(Collected data entries)
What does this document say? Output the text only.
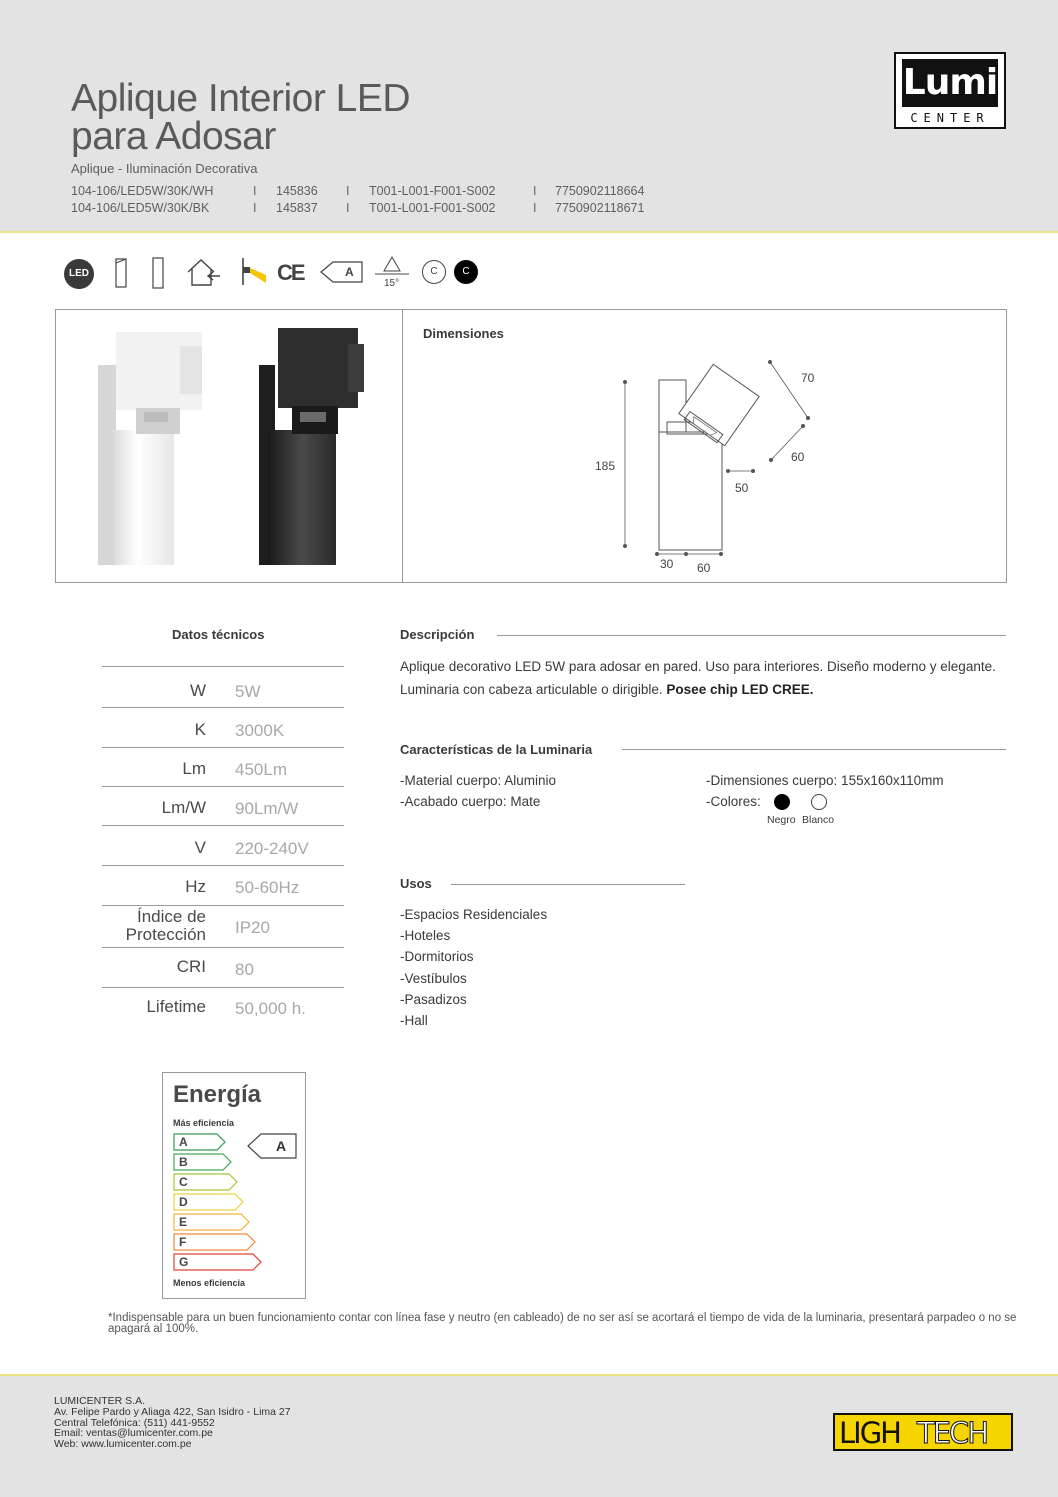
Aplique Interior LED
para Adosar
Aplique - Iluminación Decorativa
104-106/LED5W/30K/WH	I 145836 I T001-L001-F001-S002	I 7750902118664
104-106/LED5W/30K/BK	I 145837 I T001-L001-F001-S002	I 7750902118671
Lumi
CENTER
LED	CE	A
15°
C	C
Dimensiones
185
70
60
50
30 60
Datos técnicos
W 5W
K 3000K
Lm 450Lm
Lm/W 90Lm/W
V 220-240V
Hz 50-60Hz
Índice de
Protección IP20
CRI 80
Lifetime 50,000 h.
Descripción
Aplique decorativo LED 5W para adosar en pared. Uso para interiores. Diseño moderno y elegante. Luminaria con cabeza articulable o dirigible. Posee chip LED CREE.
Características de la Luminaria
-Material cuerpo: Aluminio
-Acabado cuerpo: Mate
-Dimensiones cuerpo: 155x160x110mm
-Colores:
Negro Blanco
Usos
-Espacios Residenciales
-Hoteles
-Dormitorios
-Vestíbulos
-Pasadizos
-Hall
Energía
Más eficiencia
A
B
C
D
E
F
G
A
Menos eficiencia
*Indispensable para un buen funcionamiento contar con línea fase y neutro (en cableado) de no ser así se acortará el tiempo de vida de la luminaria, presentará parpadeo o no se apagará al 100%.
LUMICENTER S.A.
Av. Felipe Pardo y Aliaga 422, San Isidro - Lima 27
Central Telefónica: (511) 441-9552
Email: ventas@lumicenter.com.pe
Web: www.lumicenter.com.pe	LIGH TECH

WHAT IS BEING ASKED: Copy the entries above faithfully and omit every image.

FINAL RESULT:
What does this document say? Output the text only.
Aplique Interior LED
para Adosar
Aplique - Iluminación Decorativa
104-106/LED5W/30K/WH	I 145836 I T001-L001-F001-S002	I 7750902118664
104-106/LED5W/30K/BK	I 145837 I T001-L001-F001-S002	I 7750902118671
Lumi
CENTER
LED	CE	A
15°
C	C
Dimensiones
185
70
60
50
30 60
Datos técnicos
W 5W
K 3000K
Lm 450Lm
Lm/W 90Lm/W
V 220-240V
Hz 50-60Hz
Índice de
Protección IP20
CRI 80
Lifetime 50,000 h.
Descripción
Aplique decorativo LED 5W para adosar en pared. Uso para interiores. Diseño moderno y elegante. Luminaria con cabeza articulable o dirigible. Posee chip LED CREE.
Características de la Luminaria
-Material cuerpo: Aluminio
-Acabado cuerpo: Mate
-Dimensiones cuerpo: 155x160x110mm
-Colores:
Negro Blanco
Usos
-Espacios Residenciales
-Hoteles
-Dormitorios
-Vestíbulos
-Pasadizos
-Hall
Energía
Más eficiencia
A
B
C
D
E
F
G
A
Menos eficiencia
*Indispensable para un buen funcionamiento contar con línea fase y neutro (en cableado) de no ser así se acortará el tiempo de vida de la luminaria, presentará parpadeo o no se apagará al 100%.
LUMICENTER S.A.
Av. Felipe Pardo y Aliaga 422, San Isidro - Lima 27
Central Telefónica: (511) 441-9552
Email: ventas@lumicenter.com.pe
Web: www.lumicenter.com.pe	LIGH TECH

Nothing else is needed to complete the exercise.